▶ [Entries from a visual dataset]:
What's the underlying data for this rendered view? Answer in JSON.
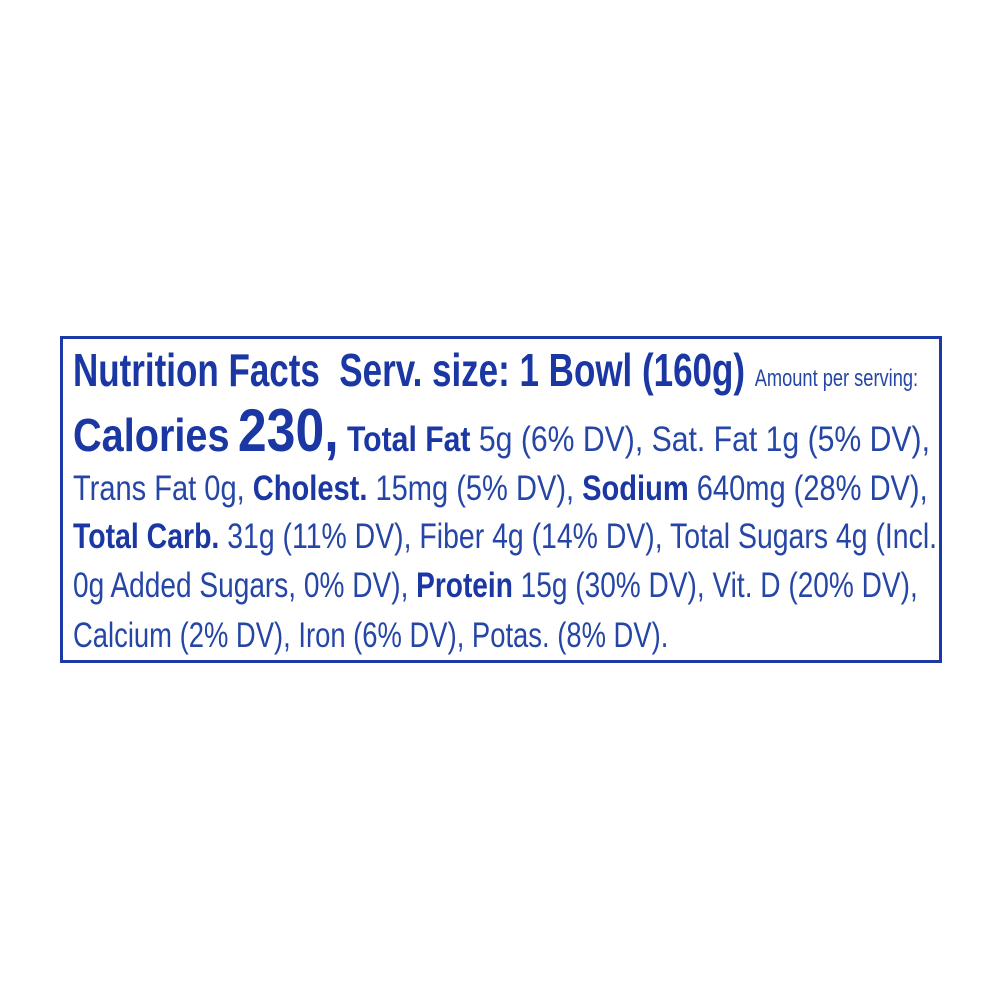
{
  "label": {
    "title": "Nutrition Facts",
    "serving_size": "Serv. size: 1 Bowl (160g)",
    "amount_per_serving": "Amount per serving:",
    "calories_label": "Calories",
    "calories_value": "230,",
    "total_fat_label": "Total Fat",
    "total_fat_value": "5g (6% DV), Sat. Fat 1g (5% DV),",
    "trans_fat": "Trans Fat 0g,",
    "cholest_label": "Cholest.",
    "cholest_value": "15mg (5% DV),",
    "sodium_label": "Sodium",
    "sodium_value": "640mg (28% DV),",
    "carb_label": "Total Carb.",
    "carb_value": "31g (11% DV), Fiber 4g (14% DV), Total Sugars 4g (Incl.",
    "added_sugars": "0g Added Sugars, 0% DV),",
    "protein_label": "Protein",
    "protein_value": "15g (30% DV), Vit. D (20% DV),",
    "minerals": "Calcium (2% DV), Iron (6% DV), Potas. (8% DV)."
  },
  "colors": {
    "text": "#2546a6",
    "bold": "#1a37a3",
    "border": "#1c3aa6"
  }
}
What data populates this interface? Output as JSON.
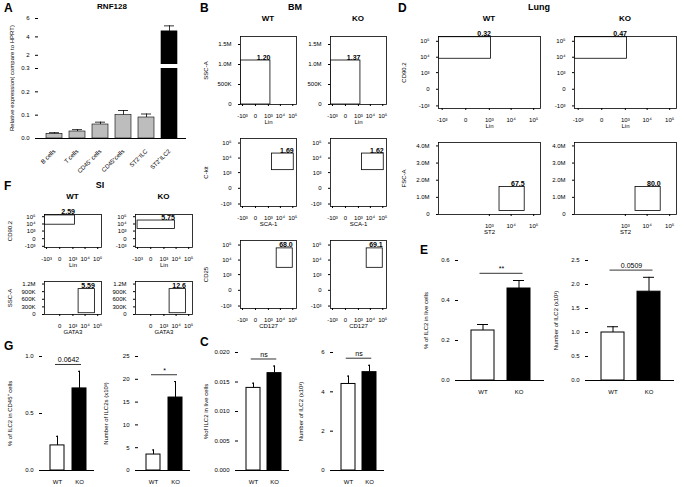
{
  "chart_data": [
    {
      "type": "bar",
      "panel": "A",
      "title": "RNF128",
      "y_label": "Relative expression( compare to HPRT)",
      "categories": [
        "B cells",
        "T cells",
        "CD45⁻ cells",
        "CD45⁺cells",
        "ST2⁻ILC",
        "ST2⁺ILC2"
      ],
      "values": [
        0.02,
        0.03,
        0.06,
        0.1,
        0.09,
        4.6
      ],
      "errors": [
        0.005,
        0.008,
        0.01,
        0.02,
        0.015,
        0.6
      ],
      "colors": [
        "#bdbdbd",
        "#bdbdbd",
        "#bdbdbd",
        "#bdbdbd",
        "#bdbdbd",
        "#000000"
      ],
      "ylim": [
        0,
        6
      ],
      "ybreak": [
        0.3,
        1
      ],
      "yticks": [
        {
          "value": 0,
          "label": "0.0"
        },
        0.1,
        0.2,
        0.3,
        2,
        4,
        6
      ]
    },
    {
      "type": "flow",
      "panel": "B",
      "title": "BM",
      "columns": [
        "WT",
        "KO"
      ],
      "rows": [
        {
          "x_label": "Lin",
          "y_label": "SSC-A",
          "log": "x",
          "xlim": [
            -1500,
            200000
          ],
          "xticks": [
            {
              "value": -1000,
              "label": "-10³"
            },
            0,
            {
              "value": 1000,
              "label": "10³"
            },
            {
              "value": 10000,
              "label": "10⁴"
            },
            {
              "value": 100000,
              "label": "10⁵"
            }
          ],
          "ylim": [
            0,
            1700000
          ],
          "yticks": [
            0,
            {
              "value": 500000,
              "label": "500K"
            },
            {
              "value": 1000000,
              "label": "1.0M"
            },
            {
              "value": 1500000,
              "label": "1.5M"
            }
          ],
          "gates": [
            {
              "x": [
                -1500,
                1500
              ],
              "y": [
                0,
                1100000
              ],
              "label": "1.20"
            },
            {
              "x": [
                -1500,
                1500
              ],
              "y": [
                0,
                1100000
              ],
              "label": "1.37"
            }
          ]
        },
        {
          "x_label": "SCA-1",
          "y_label": "C-kit",
          "log": true,
          "xlim": [
            -1500,
            200000
          ],
          "xticks": [
            {
              "value": -1000,
              "label": "-10³"
            },
            0,
            {
              "value": 1000,
              "label": "10³"
            },
            {
              "value": 10000,
              "label": "10⁴"
            },
            {
              "value": 100000,
              "label": "10⁵"
            }
          ],
          "ylim": [
            -1500,
            200000
          ],
          "yticks": [
            {
              "value": -1000,
              "label": "-10³"
            },
            0,
            {
              "value": 1000,
              "label": "10³"
            },
            {
              "value": 10000,
              "label": "10⁴"
            },
            {
              "value": 100000,
              "label": "10⁵"
            }
          ],
          "gates": [
            {
              "x": [
                2000,
                120000
              ],
              "y": [
                1500,
                20000
              ],
              "label": "1.69"
            },
            {
              "x": [
                2000,
                120000
              ],
              "y": [
                1500,
                20000
              ],
              "label": "1.62"
            }
          ]
        },
        {
          "x_label": "CD127",
          "y_label": "CD25",
          "log": true,
          "xlim": [
            -1500,
            200000
          ],
          "xticks": [
            {
              "value": -1000,
              "label": "-10³"
            },
            0,
            {
              "value": 1000,
              "label": "10³"
            },
            {
              "value": 10000,
              "label": "10⁴"
            },
            {
              "value": 100000,
              "label": "10⁵"
            }
          ],
          "ylim": [
            -1500,
            200000
          ],
          "yticks": [
            {
              "value": -1000,
              "label": "-10³"
            },
            0,
            {
              "value": 1000,
              "label": "10³"
            },
            {
              "value": 10000,
              "label": "10⁴"
            },
            {
              "value": 100000,
              "label": "10⁵"
            }
          ],
          "gates": [
            {
              "x": [
                5000,
                100000
              ],
              "y": [
                3000,
                60000
              ],
              "label": "68.0"
            },
            {
              "x": [
                5000,
                100000
              ],
              "y": [
                3000,
                60000
              ],
              "label": "69.1"
            }
          ]
        }
      ]
    },
    {
      "type": "bar",
      "panel": "C",
      "charts": [
        {
          "y_label": "%of ILC2 in live cells",
          "categories": [
            "WT",
            "KO"
          ],
          "values": [
            0.014,
            0.0165
          ],
          "errors": [
            0.0008,
            0.0012
          ],
          "colors": [
            "#ffffff",
            "#000000"
          ],
          "ylim": [
            0,
            0.02
          ],
          "yticks": [
            {
              "value": 0,
              "label": "0.000"
            },
            0.005,
            {
              "value": 0.01,
              "label": "0.010"
            },
            0.015,
            {
              "value": 0.02,
              "label": "0.020"
            }
          ],
          "annotation": "ns"
        },
        {
          "y_label": "Number of ILC2 (x10³)",
          "categories": [
            "WT",
            "KO"
          ],
          "values": [
            4.4,
            5.0
          ],
          "errors": [
            0.4,
            0.35
          ],
          "colors": [
            "#ffffff",
            "#000000"
          ],
          "ylim": [
            0,
            6
          ],
          "yticks": [
            0,
            2,
            4,
            6
          ],
          "annotation": "ns"
        }
      ]
    },
    {
      "type": "flow",
      "panel": "D",
      "title": "Lung",
      "columns": [
        "WT",
        "KO"
      ],
      "rows": [
        {
          "x_label": "Lin",
          "y_label": "CD90.2",
          "log": true,
          "xlim": [
            -1500,
            200000
          ],
          "xticks": [
            {
              "value": -1000,
              "label": "-10³"
            },
            0,
            {
              "value": 1000,
              "label": "10³"
            },
            {
              "value": 10000,
              "label": "10⁴"
            },
            {
              "value": 100000,
              "label": "10⁵"
            }
          ],
          "ylim": [
            -1500,
            200000
          ],
          "yticks": [
            {
              "value": -1000,
              "label": "-10³"
            },
            0,
            {
              "value": 1000,
              "label": "10³"
            },
            {
              "value": 10000,
              "label": "10⁴"
            },
            {
              "value": 100000,
              "label": "10⁵"
            }
          ],
          "gates": [
            {
              "x": [
                -1500,
                1200
              ],
              "y": [
                8000,
                180000
              ],
              "label": "0.32"
            },
            {
              "x": [
                -1500,
                1200
              ],
              "y": [
                8000,
                180000
              ],
              "label": "0.47"
            }
          ]
        },
        {
          "x_label": "ST2",
          "y_label": "FSC-A",
          "log": "x",
          "xlim": [
            -1500,
            200000
          ],
          "xticks": [
            {
              "value": 1000,
              "label": "10³"
            },
            {
              "value": 10000,
              "label": "10⁴"
            },
            {
              "value": 100000,
              "label": "10⁵"
            }
          ],
          "ylim": [
            0,
            4200000
          ],
          "yticks": [
            0,
            {
              "value": 1000000,
              "label": "1.0M"
            },
            {
              "value": 2000000,
              "label": "2.0M"
            },
            {
              "value": 3000000,
              "label": "3.0M"
            },
            {
              "value": 4000000,
              "label": "4.0M"
            }
          ],
          "gates": [
            {
              "x": [
                3000,
                40000
              ],
              "y": [
                200000,
                1600000
              ],
              "label": "67.5"
            },
            {
              "x": [
                3000,
                40000
              ],
              "y": [
                200000,
                1600000
              ],
              "label": "80.0"
            }
          ]
        }
      ]
    },
    {
      "type": "bar",
      "panel": "E",
      "charts": [
        {
          "y_label": "% of ILC2 in live cells",
          "categories": [
            "WT",
            "KO"
          ],
          "values": [
            0.25,
            0.46
          ],
          "errors": [
            0.03,
            0.04
          ],
          "colors": [
            "#ffffff",
            "#000000"
          ],
          "ylim": [
            0,
            0.6
          ],
          "yticks": [
            {
              "value": 0,
              "label": "0.0"
            },
            0.2,
            0.4,
            0.6
          ],
          "annotation": "**"
        },
        {
          "y_label": "Number of ILC2 (x10³)",
          "categories": [
            "WT",
            "KO"
          ],
          "values": [
            1.0,
            1.85
          ],
          "errors": [
            0.12,
            0.3
          ],
          "colors": [
            "#ffffff",
            "#000000"
          ],
          "ylim": [
            0,
            2.5
          ],
          "yticks": [
            {
              "value": 0,
              "label": "0.0"
            },
            0.5,
            {
              "value": 1,
              "label": "1.0"
            },
            1.5,
            {
              "value": 2,
              "label": "2.0"
            },
            2.5
          ],
          "annotation": "0.0509"
        }
      ]
    },
    {
      "type": "flow",
      "panel": "F",
      "title": "SI",
      "columns": [
        "WT",
        "KO"
      ],
      "rows": [
        {
          "x_label": "Lin",
          "y_label": "CD90.2",
          "log": true,
          "xlim": [
            -1500,
            200000
          ],
          "xticks": [
            {
              "value": -1000,
              "label": "-10³"
            },
            0,
            {
              "value": 1000,
              "label": "10³"
            },
            {
              "value": 10000,
              "label": "10⁴"
            },
            {
              "value": 100000,
              "label": "10⁵"
            }
          ],
          "ylim": [
            -1500,
            200000
          ],
          "yticks": [
            {
              "value": -1000,
              "label": "-10³"
            },
            0,
            {
              "value": 1000,
              "label": "10³"
            },
            {
              "value": 10000,
              "label": "10⁴"
            },
            {
              "value": 100000,
              "label": "10⁵"
            }
          ],
          "gates": [
            {
              "x": [
                -1500,
                1500
              ],
              "y": [
                8000,
                150000
              ],
              "label": "2.59"
            },
            {
              "x": [
                -1000,
                8000
              ],
              "y": [
                2000,
                30000
              ],
              "label": "5.75"
            }
          ]
        },
        {
          "x_label": "GATA3",
          "y_label": "SSC-A",
          "log": "x",
          "xlim": [
            -1500,
            200000
          ],
          "xticks": [
            0,
            {
              "value": 1000,
              "label": "10³"
            },
            {
              "value": 10000,
              "label": "10⁴"
            },
            {
              "value": 100000,
              "label": "10⁵"
            }
          ],
          "ylim": [
            0,
            1300000
          ],
          "yticks": [
            0,
            {
              "value": 300000,
              "label": "300K"
            },
            {
              "value": 600000,
              "label": "600K"
            },
            {
              "value": 900000,
              "label": "900K"
            },
            {
              "value": 1200000,
              "label": "1.2M"
            }
          ],
          "gates": [
            {
              "x": [
                3000,
                60000
              ],
              "y": [
                50000,
                1000000
              ],
              "label": "5.59"
            },
            {
              "x": [
                3000,
                60000
              ],
              "y": [
                50000,
                1000000
              ],
              "label": "12.6"
            }
          ]
        }
      ]
    },
    {
      "type": "bar",
      "panel": "G",
      "charts": [
        {
          "y_label": "% of ILC2 in CD45⁺ cells",
          "categories": [
            "WT",
            "KO"
          ],
          "values": [
            0.22,
            0.72
          ],
          "errors": [
            0.08,
            0.15
          ],
          "colors": [
            "#ffffff",
            "#000000"
          ],
          "ylim": [
            0,
            1
          ],
          "yticks": [
            {
              "value": 0,
              "label": "0.0"
            },
            0.5,
            {
              "value": 1,
              "label": "1.0"
            }
          ],
          "annotation": "0.0642"
        },
        {
          "y_label": "Number of ILC2s (x10³)",
          "categories": [
            "WT",
            "KO"
          ],
          "values": [
            3.5,
            16
          ],
          "errors": [
            1,
            3.5
          ],
          "colors": [
            "#ffffff",
            "#000000"
          ],
          "ylim": [
            0,
            25
          ],
          "yticks": [
            0,
            5,
            10,
            15,
            20,
            25
          ],
          "annotation": "*"
        }
      ]
    }
  ]
}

▶ [Task item]:
For each line in the entries that holds "panel", return that line.

▶ [Result for this exercise]:
      "panel": "A",
      "panel": "B",
      "panel": "C",
      "panel": "D",
      "panel": "E",
      "panel": "F",
      "panel": "G",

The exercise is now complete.